SUPPLIED PASSAGE Block Start

10 October, 2016
Nearly half of all Australians (45 per cent) will experience some form of mental illness during their lifetime, and those that don’t will most likely know someone that does.
An individual’s mental health is shaped by social and economic factors, and poor mental health is impacted by, and contributes to, poverty, disadvantage and social exclusion.
Mental health is influenced by access to education, employment opportunities, safe and secure housing, access to social and health services, as well as experiences of stigma and discrimination. Laying the foundations for good mental health, and supporting people experiencing mental illness, therefore requires many different service systems and supports working together so that everyone can maximise their opportunities in life.
The Society works directly with people experiencing mental health difficulties through initiatives like our Compeer program, which provides friendship for people who have become socially isolated due to mental illness.
The theme for World Mental Health Day 2016 is psychological first aid and the support people can provide to those in distress.

SUPPLIED PASSAGE Block End

TRY IT: Duplicate the part of the mental health text that begins at the words "An individual’s mental" and stop after the words "and social exclusion.". The lines that come after this text aren't needed for the work here.

SUPPLIED DATA Block Start

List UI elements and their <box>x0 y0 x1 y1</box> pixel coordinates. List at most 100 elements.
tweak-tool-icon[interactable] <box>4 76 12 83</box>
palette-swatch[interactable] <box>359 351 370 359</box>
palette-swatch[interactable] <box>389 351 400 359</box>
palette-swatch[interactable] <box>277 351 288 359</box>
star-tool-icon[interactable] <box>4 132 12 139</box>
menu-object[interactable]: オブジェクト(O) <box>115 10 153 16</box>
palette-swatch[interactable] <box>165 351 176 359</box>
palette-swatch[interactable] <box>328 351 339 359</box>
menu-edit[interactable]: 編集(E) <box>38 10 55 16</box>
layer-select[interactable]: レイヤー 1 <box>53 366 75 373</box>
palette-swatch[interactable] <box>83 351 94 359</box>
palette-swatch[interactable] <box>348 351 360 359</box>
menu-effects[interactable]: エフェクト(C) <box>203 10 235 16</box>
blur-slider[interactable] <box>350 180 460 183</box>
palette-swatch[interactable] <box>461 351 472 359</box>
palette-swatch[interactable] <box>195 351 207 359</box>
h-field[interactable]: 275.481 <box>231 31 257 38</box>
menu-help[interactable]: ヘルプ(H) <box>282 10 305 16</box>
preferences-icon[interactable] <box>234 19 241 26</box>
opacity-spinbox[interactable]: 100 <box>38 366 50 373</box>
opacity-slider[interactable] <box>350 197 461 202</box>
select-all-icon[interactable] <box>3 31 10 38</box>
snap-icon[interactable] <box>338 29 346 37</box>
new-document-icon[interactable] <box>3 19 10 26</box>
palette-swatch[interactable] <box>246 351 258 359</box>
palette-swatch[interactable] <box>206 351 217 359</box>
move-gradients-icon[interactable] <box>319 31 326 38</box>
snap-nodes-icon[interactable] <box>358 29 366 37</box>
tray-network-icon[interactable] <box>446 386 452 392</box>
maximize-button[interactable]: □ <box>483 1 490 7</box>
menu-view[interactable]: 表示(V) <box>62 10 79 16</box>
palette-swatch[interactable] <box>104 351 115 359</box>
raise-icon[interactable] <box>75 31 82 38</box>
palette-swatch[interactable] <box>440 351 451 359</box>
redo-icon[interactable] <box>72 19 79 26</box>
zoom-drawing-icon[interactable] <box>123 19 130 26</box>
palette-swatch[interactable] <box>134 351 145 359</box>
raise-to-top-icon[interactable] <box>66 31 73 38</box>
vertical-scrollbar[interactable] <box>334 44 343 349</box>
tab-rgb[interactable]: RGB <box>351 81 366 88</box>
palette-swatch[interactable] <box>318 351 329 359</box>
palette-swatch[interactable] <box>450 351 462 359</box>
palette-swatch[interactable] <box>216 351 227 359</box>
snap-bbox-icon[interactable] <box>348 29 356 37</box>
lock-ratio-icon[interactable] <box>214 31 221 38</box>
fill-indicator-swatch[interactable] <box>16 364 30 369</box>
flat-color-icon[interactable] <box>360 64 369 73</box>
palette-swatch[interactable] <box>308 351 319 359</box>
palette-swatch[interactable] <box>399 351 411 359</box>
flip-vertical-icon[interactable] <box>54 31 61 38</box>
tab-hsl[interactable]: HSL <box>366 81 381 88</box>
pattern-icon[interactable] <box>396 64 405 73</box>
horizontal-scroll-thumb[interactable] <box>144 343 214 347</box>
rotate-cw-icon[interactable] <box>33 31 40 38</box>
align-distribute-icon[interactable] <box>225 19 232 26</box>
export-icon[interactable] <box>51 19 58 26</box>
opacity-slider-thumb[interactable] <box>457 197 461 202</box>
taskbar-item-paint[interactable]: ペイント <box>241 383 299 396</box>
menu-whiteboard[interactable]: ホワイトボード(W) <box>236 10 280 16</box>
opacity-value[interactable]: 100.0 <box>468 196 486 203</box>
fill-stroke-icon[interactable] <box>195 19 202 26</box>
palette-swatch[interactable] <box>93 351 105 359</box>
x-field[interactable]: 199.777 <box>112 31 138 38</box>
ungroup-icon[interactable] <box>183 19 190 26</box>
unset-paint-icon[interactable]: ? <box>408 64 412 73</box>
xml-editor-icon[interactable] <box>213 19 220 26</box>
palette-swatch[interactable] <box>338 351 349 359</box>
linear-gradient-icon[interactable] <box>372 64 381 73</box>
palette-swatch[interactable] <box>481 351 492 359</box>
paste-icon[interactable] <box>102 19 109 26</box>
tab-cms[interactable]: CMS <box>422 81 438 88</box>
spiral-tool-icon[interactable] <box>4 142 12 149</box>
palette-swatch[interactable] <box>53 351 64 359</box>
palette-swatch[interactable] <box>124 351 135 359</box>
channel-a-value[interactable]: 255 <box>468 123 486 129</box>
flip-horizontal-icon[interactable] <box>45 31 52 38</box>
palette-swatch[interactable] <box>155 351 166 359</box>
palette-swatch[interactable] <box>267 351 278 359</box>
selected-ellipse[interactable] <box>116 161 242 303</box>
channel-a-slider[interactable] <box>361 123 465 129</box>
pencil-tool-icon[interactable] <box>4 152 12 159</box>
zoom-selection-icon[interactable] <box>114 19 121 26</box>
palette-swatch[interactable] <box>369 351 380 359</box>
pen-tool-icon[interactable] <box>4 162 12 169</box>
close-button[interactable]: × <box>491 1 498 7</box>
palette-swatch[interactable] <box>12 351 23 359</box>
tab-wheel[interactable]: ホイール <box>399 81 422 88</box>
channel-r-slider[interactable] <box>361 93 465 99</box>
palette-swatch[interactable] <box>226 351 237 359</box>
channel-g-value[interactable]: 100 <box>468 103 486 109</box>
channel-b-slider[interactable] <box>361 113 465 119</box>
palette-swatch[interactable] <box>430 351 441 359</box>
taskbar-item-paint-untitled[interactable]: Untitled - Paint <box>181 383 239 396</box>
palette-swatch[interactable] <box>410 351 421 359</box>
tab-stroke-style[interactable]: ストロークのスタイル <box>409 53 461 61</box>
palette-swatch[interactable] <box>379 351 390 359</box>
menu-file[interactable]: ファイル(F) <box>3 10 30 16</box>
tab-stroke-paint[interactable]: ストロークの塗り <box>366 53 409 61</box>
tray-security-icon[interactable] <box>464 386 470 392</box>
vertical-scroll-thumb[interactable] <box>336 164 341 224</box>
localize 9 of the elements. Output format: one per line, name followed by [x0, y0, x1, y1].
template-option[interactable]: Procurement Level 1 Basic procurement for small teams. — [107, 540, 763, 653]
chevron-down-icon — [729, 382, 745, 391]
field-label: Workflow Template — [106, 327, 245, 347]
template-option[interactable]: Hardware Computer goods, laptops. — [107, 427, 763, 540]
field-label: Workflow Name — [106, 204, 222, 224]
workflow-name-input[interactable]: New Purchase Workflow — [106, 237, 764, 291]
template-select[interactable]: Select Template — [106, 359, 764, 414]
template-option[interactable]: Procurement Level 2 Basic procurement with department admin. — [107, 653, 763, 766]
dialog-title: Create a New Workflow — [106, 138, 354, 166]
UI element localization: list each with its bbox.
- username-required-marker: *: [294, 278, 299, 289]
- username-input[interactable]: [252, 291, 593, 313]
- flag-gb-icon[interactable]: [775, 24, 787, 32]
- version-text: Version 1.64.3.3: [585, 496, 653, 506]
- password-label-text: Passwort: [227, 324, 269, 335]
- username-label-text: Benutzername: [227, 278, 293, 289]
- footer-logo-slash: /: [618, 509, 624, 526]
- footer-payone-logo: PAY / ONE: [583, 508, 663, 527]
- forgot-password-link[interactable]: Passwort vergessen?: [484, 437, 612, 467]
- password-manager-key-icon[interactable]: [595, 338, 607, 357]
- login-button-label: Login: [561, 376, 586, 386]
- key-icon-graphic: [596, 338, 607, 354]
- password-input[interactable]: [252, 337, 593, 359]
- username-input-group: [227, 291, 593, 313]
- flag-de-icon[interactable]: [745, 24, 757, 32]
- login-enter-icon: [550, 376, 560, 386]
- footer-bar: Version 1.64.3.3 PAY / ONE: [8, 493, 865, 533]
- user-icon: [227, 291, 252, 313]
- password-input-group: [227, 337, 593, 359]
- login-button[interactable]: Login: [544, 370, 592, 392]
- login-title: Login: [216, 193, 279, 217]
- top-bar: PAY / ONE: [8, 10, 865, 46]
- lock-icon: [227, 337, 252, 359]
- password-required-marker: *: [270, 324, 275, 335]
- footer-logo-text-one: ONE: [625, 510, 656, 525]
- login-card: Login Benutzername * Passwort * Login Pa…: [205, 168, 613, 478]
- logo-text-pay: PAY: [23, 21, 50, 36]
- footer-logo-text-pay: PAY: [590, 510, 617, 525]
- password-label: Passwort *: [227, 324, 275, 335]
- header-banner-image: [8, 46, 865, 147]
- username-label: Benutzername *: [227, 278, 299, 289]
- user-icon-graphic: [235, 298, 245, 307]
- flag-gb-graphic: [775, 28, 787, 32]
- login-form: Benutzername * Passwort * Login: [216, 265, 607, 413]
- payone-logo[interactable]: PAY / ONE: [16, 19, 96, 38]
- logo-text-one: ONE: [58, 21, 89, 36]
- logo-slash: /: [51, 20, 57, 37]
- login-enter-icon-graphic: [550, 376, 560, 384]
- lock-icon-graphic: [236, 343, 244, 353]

SUPPLIED DATA Block End

EXERCISE SOLUTION:
An individual’s mental health is shaped by social and economic factors, and poor mental health is impacted by, and contributes to, poverty, disadvantage and social exclusion.